Retype all of the listing exactly, passing over any picture you find.

## Dataset records on visual material
------------------------------------------------------------

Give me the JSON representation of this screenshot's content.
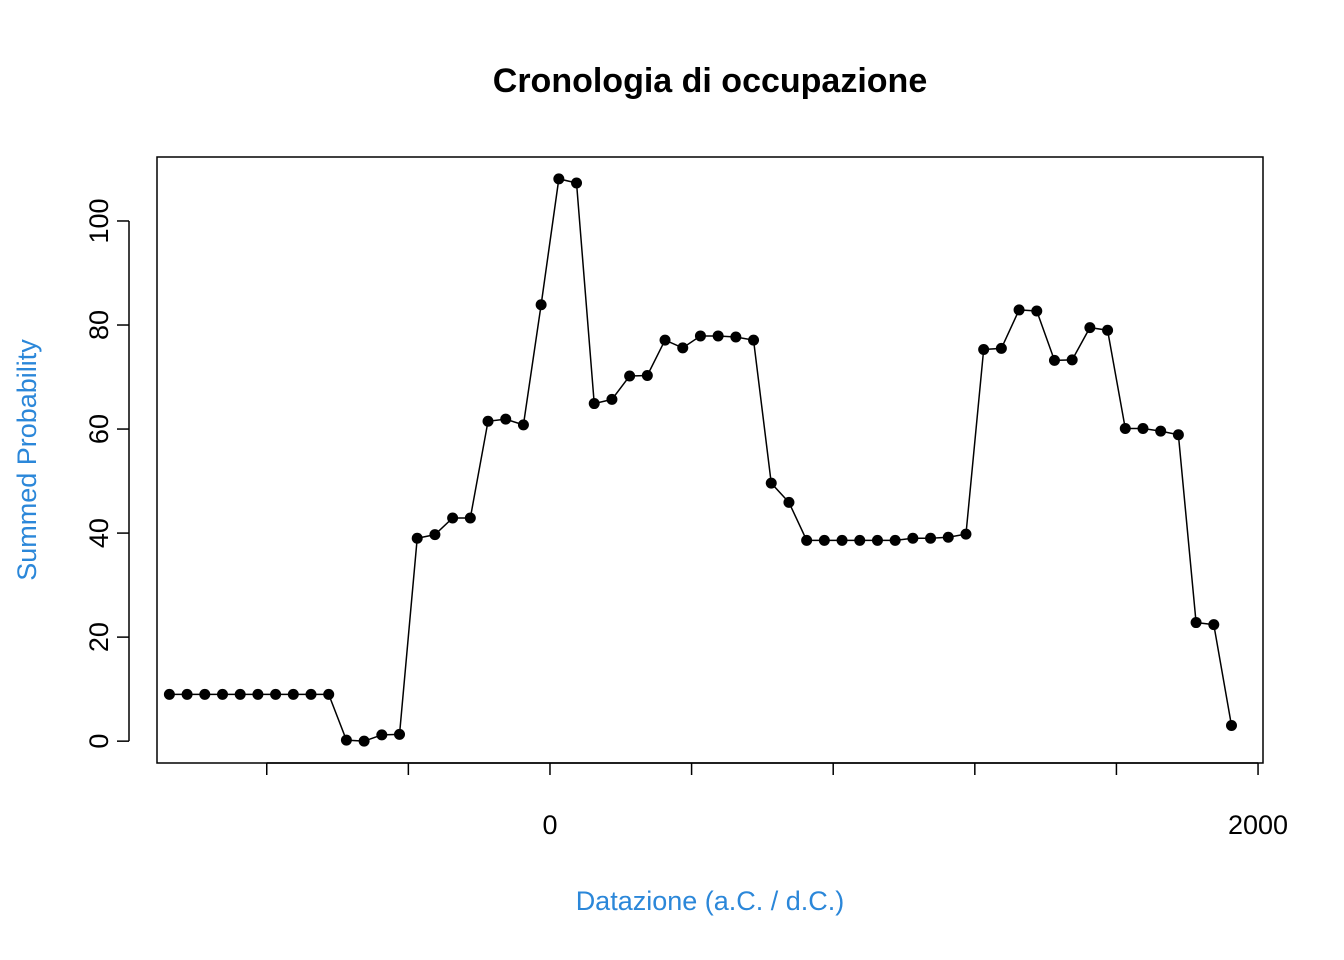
{
  "chart_data": {
    "type": "line-points",
    "title": "Cronologia di occupazione",
    "x_label": "Datazione (a.C. / d.C.)",
    "y_label": "Summed Probability",
    "label_color": "#2b87d9",
    "x": [
      -1075,
      -1025,
      -975,
      -925,
      -875,
      -825,
      -775,
      -725,
      -675,
      -625,
      -575,
      -525,
      -475,
      -425,
      -375,
      -325,
      -275,
      -225,
      -175,
      -125,
      -75,
      -25,
      25,
      75,
      125,
      175,
      225,
      275,
      325,
      375,
      425,
      475,
      525,
      575,
      625,
      675,
      725,
      775,
      825,
      875,
      925,
      975,
      1025,
      1075,
      1125,
      1175,
      1225,
      1275,
      1325,
      1375,
      1425,
      1475,
      1525,
      1575,
      1625,
      1675,
      1725,
      1775,
      1825,
      1875,
      1925
    ],
    "values": [
      9,
      9,
      9,
      9,
      9,
      9,
      9,
      9,
      9,
      9,
      0.2,
      0,
      1.2,
      1.3,
      39,
      39.7,
      42.9,
      42.9,
      61.5,
      61.9,
      60.8,
      83.9,
      108.1,
      107.3,
      64.9,
      65.7,
      70.2,
      70.3,
      77.1,
      75.6,
      77.9,
      77.9,
      77.7,
      77.1,
      49.6,
      45.9,
      38.6,
      38.6,
      38.6,
      38.6,
      38.6,
      38.6,
      39,
      39,
      39.2,
      39.8,
      75.3,
      75.5,
      82.9,
      82.7,
      73.2,
      73.3,
      79.5,
      79,
      60.1,
      60.1,
      59.6,
      58.9,
      22.8,
      22.4,
      3
    ],
    "color": "#000000",
    "xlim": [
      -1110,
      2014
    ],
    "ylim": [
      -4.2,
      112.3
    ],
    "xticks": [
      0,
      2000
    ],
    "xminor_ticks": [
      -800,
      -400,
      400,
      800,
      1200,
      1600
    ],
    "yticks": [
      0,
      20,
      40,
      60,
      80,
      100
    ]
  }
}
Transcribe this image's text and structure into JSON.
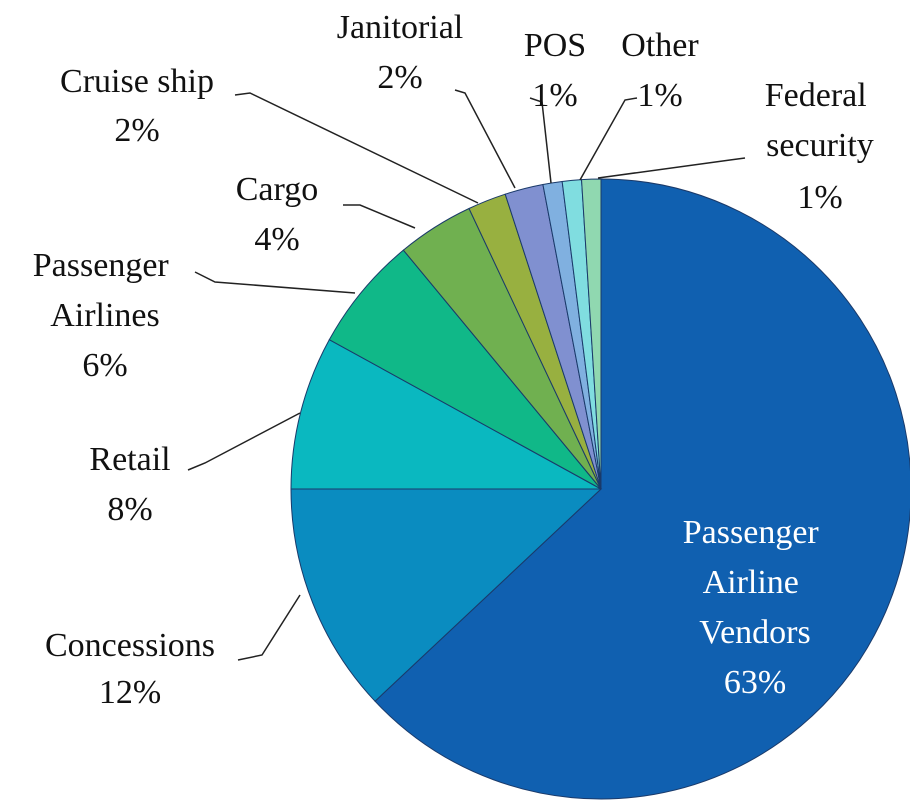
{
  "chart_data": {
    "type": "pie",
    "categories": [
      "Passenger Airline Vendors",
      "Concessions",
      "Retail",
      "Passenger Airlines",
      "Cargo",
      "Cruise ship",
      "Janitorial",
      "POS",
      "Other",
      "Federal security"
    ],
    "values": [
      63,
      12,
      8,
      6,
      4,
      2,
      2,
      1,
      1,
      1
    ],
    "value_labels": [
      "63%",
      "12%",
      "8%",
      "6%",
      "4%",
      "2%",
      "2%",
      "1%",
      "1%",
      "1%"
    ],
    "colors": [
      "#1060b0",
      "#0a8cc0",
      "#0ab8c0",
      "#10b888",
      "#70b050",
      "#98b040",
      "#8090d0",
      "#80b0e0",
      "#80dde0",
      "#90d8b0"
    ]
  }
}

------------------------------------------------------------

## WRITTEN RESPONSE
Give me the JSON representation of this screenshot's content.
{
  "chart_data": {
    "type": "line-points",
    "title": "Cronologia di occupazione",
    "x_label": "Datazione (a.C. / d.C.)",
    "y_label": "Summed Probability",
    "label_color": "#2b87d9",
    "x": [
      -1075,
      -1025,
      -975,
      -925,
      -875,
      -825,
      -775,
      -725,
      -675,
      -625,
      -575,
      -525,
      -475,
      -425,
      -375,
      -325,
      -275,
      -225,
      -175,
      -125,
      -75,
      -25,
      25,
      75,
      125,
      175,
      225,
      275,
      325,
      375,
      425,
      475,
      525,
      575,
      625,
      675,
      725,
      775,
      825,
      875,
      925,
      975,
      1025,
      1075,
      1125,
      1175,
      1225,
      1275,
      1325,
      1375,
      1425,
      1475,
      1525,
      1575,
      1625,
      1675,
      1725,
      1775,
      1825,
      1875,
      1925
    ],
    "values": [
      9,
      9,
      9,
      9,
      9,
      9,
      9,
      9,
      9,
      9,
      0.2,
      0,
      1.2,
      1.3,
      39,
      39.7,
      42.9,
      42.9,
      61.5,
      61.9,
      60.8,
      83.9,
      108.1,
      107.3,
      64.9,
      65.7,
      70.2,
      70.3,
      77.1,
      75.6,
      77.9,
      77.9,
      77.7,
      77.1,
      49.6,
      45.9,
      38.6,
      38.6,
      38.6,
      38.6,
      38.6,
      38.6,
      39,
      39,
      39.2,
      39.8,
      75.3,
      75.5,
      82.9,
      82.7,
      73.2,
      73.3,
      79.5,
      79,
      60.1,
      60.1,
      59.6,
      58.9,
      22.8,
      22.4,
      3
    ],
    "color": "#000000",
    "xlim": [
      -1110,
      2014
    ],
    "ylim": [
      -4.2,
      112.3
    ],
    "xticks": [
      0,
      2000
    ],
    "xminor_ticks": [
      -800,
      -400,
      400,
      800,
      1200,
      1600
    ],
    "yticks": [
      0,
      20,
      40,
      60,
      80,
      100
    ]
  }
}
Transcribe this image's text and structure into JSON.
{
  "chart_data": {
    "type": "pie",
    "categories": [
      "Passenger Airline Vendors",
      "Concessions",
      "Retail",
      "Passenger Airlines",
      "Cargo",
      "Cruise ship",
      "Janitorial",
      "POS",
      "Other",
      "Federal security"
    ],
    "values": [
      63,
      12,
      8,
      6,
      4,
      2,
      2,
      1,
      1,
      1
    ],
    "value_labels": [
      "63%",
      "12%",
      "8%",
      "6%",
      "4%",
      "2%",
      "2%",
      "1%",
      "1%",
      "1%"
    ],
    "colors": [
      "#1060b0",
      "#0a8cc0",
      "#0ab8c0",
      "#10b888",
      "#70b050",
      "#98b040",
      "#8090d0",
      "#80b0e0",
      "#80dde0",
      "#90d8b0"
    ]
  }
}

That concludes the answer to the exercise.